Exercise details: Your answer should be a single number: how many lines in the data below hold the string "Sábado".

Listed records:
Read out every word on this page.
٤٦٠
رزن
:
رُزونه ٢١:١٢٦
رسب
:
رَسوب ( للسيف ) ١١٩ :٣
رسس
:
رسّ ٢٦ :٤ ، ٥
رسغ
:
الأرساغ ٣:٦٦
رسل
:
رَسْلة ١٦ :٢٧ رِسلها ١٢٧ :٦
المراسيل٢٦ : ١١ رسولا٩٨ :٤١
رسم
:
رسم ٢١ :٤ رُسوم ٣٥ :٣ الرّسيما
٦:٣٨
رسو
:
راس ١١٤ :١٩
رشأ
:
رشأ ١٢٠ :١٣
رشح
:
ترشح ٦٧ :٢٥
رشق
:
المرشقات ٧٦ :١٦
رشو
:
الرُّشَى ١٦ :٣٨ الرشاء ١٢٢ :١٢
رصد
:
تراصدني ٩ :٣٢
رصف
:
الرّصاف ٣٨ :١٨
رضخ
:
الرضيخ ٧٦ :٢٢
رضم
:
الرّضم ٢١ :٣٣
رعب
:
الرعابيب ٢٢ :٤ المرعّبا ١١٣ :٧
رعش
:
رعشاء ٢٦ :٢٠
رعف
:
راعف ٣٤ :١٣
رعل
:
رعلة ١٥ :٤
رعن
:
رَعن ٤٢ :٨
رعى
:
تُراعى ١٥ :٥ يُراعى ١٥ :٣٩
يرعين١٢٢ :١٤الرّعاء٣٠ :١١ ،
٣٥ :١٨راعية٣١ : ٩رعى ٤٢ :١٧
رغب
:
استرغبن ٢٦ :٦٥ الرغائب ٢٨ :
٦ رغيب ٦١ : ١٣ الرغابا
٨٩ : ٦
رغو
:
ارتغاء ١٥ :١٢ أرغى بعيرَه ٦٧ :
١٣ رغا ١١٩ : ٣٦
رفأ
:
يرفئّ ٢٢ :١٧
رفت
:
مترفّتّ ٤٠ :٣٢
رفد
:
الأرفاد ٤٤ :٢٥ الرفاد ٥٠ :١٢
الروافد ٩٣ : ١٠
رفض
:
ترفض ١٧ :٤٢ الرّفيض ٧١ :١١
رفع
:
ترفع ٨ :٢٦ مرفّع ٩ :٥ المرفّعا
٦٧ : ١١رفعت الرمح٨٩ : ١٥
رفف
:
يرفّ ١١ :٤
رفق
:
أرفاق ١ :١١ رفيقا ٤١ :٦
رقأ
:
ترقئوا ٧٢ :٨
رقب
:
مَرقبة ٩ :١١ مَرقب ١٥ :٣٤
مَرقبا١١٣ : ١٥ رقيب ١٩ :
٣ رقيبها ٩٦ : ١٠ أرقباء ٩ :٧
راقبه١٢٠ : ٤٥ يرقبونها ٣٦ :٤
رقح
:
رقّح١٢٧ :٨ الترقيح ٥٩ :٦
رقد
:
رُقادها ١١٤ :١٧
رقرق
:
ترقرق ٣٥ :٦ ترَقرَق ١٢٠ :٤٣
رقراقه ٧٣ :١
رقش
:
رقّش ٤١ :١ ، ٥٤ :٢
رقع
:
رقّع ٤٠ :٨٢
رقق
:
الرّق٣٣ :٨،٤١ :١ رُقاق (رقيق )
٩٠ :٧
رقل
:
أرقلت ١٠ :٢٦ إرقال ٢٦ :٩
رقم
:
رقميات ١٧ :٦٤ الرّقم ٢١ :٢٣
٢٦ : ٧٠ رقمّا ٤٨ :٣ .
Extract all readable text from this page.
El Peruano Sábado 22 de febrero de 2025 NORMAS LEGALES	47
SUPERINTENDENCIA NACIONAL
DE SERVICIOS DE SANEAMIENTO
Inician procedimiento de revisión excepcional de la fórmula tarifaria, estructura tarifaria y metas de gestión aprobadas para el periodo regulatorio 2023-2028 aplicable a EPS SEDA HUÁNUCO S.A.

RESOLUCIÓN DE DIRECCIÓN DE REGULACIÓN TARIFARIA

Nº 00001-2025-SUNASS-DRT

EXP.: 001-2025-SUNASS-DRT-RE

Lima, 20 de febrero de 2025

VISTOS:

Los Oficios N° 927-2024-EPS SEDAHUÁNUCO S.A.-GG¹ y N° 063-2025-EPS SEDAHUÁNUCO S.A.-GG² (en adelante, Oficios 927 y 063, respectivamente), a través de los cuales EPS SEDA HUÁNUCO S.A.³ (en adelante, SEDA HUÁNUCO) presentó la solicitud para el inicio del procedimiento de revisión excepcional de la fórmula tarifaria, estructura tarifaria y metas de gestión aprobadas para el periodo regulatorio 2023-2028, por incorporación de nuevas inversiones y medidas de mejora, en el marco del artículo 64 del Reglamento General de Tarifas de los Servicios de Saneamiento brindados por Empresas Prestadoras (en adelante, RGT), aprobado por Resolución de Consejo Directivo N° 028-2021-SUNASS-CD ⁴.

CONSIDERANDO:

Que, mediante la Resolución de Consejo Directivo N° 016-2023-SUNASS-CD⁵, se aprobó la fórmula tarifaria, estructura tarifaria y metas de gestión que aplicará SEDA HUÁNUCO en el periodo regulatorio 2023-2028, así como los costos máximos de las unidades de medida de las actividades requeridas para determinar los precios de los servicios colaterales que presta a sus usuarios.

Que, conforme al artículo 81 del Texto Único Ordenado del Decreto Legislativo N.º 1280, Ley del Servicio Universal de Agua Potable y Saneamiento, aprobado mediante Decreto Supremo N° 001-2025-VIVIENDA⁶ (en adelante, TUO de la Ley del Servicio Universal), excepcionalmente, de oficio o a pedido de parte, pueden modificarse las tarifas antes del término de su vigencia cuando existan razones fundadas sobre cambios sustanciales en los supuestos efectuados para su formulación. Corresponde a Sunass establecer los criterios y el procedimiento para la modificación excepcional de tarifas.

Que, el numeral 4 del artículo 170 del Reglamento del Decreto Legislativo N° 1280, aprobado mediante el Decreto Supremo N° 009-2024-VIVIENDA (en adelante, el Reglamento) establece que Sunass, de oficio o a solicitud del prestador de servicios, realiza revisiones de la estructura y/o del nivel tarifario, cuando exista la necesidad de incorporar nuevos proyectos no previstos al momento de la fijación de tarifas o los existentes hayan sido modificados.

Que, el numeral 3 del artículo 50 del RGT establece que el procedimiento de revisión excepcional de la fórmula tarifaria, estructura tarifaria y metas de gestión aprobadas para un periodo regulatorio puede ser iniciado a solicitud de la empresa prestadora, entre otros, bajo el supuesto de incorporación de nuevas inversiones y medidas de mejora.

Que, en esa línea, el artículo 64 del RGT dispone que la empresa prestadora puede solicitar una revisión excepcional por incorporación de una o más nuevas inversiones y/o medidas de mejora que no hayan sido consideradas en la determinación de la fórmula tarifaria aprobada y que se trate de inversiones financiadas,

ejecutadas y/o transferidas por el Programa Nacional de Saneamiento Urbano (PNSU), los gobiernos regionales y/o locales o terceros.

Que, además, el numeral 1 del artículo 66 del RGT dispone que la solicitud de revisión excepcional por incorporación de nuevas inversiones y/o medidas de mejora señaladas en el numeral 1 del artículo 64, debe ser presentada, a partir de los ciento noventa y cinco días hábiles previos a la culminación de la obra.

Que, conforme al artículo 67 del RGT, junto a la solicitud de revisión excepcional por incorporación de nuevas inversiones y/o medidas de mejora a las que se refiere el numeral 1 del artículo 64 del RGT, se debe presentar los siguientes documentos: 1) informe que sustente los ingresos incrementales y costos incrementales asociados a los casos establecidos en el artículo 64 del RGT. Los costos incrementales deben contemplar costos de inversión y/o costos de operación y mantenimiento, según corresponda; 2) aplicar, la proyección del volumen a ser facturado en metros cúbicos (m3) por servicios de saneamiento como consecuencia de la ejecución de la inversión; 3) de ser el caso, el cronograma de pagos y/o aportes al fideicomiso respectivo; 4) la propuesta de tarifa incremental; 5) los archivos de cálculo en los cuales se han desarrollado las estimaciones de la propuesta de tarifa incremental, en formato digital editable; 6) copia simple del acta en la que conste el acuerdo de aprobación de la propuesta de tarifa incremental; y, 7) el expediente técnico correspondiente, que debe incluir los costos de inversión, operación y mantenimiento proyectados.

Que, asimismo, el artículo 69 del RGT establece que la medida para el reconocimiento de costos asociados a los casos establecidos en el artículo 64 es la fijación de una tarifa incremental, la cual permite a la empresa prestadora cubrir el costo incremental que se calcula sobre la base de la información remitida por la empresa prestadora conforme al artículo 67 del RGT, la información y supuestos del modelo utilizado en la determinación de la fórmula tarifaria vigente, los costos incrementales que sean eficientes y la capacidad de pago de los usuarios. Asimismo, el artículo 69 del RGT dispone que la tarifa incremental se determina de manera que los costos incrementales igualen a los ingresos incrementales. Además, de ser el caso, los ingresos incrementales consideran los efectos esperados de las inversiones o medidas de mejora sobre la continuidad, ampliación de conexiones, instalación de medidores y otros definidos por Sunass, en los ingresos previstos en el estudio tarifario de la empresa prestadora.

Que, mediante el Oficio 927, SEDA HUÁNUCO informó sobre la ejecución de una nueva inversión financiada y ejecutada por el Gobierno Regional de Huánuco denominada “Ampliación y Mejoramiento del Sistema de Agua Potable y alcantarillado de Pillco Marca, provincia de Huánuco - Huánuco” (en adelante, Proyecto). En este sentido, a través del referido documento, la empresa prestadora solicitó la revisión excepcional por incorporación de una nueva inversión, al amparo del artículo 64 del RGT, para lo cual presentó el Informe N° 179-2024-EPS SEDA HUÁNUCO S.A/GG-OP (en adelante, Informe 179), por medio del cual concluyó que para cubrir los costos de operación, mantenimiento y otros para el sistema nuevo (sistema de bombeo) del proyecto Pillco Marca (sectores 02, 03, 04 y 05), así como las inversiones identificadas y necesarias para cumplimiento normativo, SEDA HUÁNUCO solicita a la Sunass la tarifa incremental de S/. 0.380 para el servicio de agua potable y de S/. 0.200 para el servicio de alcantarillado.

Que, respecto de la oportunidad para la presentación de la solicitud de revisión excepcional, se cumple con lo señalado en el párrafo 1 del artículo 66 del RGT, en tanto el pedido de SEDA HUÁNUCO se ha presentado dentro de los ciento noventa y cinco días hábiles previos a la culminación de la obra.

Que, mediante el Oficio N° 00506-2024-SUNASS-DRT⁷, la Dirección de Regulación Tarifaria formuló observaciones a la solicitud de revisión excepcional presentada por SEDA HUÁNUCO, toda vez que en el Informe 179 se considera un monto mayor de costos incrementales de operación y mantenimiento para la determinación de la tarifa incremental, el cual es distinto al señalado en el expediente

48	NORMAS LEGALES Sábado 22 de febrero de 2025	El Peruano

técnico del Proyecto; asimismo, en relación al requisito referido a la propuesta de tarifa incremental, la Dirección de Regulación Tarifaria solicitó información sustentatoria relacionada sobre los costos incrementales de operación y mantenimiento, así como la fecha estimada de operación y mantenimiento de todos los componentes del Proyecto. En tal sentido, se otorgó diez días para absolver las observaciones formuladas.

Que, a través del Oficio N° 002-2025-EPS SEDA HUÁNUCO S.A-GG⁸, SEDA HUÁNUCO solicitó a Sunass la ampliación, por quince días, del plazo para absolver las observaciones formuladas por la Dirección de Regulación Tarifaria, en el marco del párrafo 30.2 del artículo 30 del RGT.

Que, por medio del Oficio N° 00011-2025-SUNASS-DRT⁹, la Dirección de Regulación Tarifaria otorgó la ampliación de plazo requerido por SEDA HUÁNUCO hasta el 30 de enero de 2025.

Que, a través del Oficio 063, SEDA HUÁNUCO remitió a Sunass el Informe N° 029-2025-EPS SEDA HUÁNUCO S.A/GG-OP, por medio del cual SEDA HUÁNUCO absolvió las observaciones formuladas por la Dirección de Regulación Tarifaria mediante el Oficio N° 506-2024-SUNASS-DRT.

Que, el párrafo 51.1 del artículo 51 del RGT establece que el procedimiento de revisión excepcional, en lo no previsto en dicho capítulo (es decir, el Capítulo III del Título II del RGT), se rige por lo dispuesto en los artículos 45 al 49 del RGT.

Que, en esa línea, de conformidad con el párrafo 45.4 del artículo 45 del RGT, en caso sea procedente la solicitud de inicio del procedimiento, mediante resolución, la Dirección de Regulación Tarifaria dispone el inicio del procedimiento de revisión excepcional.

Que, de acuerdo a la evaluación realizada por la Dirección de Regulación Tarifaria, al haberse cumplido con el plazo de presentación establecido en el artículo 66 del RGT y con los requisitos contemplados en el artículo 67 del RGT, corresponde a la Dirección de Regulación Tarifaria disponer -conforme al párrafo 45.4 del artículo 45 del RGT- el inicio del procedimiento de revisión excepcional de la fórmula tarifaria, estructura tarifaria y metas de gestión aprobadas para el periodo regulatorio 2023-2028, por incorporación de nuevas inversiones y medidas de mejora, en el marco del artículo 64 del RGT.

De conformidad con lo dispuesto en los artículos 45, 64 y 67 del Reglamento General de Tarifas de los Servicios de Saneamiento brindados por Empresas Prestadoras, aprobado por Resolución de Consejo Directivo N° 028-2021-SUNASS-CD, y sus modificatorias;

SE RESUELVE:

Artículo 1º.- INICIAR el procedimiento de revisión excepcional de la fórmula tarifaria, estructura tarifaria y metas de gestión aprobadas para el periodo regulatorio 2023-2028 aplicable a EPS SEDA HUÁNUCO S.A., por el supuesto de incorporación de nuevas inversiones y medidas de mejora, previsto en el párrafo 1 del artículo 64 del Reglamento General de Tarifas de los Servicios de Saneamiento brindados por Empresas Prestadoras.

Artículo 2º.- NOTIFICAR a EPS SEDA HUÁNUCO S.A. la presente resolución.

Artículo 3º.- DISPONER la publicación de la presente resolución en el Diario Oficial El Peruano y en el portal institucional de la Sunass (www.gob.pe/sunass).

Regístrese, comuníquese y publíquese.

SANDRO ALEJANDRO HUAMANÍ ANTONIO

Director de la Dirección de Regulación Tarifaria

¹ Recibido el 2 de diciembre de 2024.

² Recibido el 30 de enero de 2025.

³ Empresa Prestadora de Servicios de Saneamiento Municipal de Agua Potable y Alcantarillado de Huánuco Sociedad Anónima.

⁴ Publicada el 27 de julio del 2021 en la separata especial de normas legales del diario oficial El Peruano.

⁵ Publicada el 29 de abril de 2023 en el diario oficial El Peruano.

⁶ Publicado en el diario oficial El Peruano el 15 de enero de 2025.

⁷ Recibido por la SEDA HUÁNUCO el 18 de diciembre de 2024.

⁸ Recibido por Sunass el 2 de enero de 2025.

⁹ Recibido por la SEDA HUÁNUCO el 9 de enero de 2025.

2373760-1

Task answer: 2